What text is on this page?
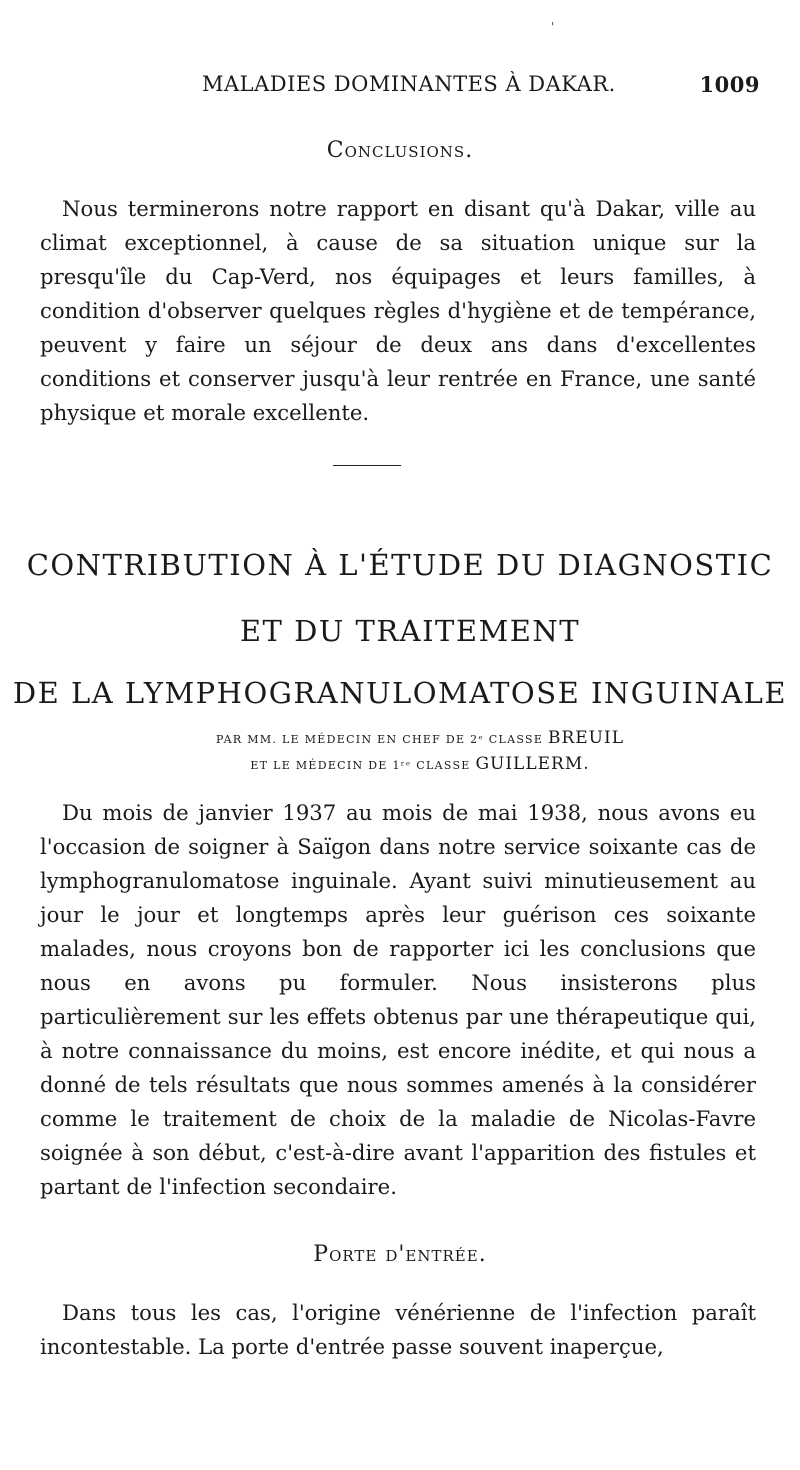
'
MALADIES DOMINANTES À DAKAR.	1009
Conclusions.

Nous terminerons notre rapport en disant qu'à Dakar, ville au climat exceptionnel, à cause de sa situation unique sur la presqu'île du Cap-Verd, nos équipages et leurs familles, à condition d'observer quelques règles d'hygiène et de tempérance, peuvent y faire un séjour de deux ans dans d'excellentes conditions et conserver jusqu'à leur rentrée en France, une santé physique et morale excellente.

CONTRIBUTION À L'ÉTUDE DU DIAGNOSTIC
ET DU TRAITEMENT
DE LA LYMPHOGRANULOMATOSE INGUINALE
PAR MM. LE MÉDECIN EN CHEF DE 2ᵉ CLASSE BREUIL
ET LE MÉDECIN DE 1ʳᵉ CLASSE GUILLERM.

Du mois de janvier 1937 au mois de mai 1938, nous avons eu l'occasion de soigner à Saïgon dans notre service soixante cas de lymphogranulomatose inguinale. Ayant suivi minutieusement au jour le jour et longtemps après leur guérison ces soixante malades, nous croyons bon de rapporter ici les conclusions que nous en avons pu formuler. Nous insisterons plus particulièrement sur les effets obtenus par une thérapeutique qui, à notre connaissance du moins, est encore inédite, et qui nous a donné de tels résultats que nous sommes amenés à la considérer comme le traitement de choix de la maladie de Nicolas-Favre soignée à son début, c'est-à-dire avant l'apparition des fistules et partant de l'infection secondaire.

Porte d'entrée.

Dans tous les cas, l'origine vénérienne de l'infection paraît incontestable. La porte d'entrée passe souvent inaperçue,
* * *
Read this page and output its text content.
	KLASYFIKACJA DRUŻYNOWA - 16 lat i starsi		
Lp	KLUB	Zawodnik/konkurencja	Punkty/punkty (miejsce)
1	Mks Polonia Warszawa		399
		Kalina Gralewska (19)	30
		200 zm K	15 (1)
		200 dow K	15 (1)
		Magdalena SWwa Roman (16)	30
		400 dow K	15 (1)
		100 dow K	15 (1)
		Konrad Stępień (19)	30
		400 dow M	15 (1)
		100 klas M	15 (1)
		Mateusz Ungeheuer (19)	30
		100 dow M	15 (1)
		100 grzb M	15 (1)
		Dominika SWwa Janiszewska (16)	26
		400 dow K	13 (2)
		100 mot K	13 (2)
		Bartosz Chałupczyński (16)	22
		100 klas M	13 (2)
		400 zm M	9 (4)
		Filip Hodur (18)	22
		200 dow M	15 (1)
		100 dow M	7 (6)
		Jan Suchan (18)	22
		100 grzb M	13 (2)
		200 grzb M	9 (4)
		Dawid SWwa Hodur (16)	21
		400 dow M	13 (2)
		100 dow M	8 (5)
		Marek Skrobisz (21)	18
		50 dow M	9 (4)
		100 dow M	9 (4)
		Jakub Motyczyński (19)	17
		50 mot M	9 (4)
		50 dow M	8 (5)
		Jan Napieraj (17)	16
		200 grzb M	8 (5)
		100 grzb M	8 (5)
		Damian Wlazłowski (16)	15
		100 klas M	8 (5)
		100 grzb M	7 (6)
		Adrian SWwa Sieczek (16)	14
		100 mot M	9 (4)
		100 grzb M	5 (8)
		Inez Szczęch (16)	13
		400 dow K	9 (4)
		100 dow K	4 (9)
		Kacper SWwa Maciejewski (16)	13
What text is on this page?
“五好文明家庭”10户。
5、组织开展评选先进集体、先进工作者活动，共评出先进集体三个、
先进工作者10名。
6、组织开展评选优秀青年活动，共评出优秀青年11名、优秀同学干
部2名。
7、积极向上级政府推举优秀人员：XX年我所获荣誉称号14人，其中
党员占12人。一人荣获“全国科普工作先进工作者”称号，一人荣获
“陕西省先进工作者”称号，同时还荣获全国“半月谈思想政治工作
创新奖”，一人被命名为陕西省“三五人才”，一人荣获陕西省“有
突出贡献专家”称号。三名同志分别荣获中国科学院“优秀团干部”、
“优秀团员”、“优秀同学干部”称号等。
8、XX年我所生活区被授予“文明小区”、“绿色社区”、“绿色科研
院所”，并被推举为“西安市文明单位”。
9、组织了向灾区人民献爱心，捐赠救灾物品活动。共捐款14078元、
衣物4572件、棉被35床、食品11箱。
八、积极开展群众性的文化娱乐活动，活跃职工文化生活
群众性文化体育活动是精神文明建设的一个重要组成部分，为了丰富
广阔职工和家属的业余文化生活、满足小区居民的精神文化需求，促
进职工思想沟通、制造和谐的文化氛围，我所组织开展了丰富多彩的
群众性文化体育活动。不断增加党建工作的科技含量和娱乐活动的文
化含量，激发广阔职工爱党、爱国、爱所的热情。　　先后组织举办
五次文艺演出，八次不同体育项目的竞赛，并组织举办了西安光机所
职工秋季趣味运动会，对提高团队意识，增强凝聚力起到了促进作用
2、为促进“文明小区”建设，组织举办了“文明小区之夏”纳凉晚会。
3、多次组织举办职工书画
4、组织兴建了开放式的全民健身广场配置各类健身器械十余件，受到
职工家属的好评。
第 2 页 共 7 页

Set task: In the records above, locate the lines holding the word "CLASSE". Copy each of them.

Written solution:
PAR MM. LE MÉDECIN EN CHEF DE 2ᵉ CLASSE BREUIL
ET LE MÉDECIN DE 1ʳᵉ CLASSE GUILLERM.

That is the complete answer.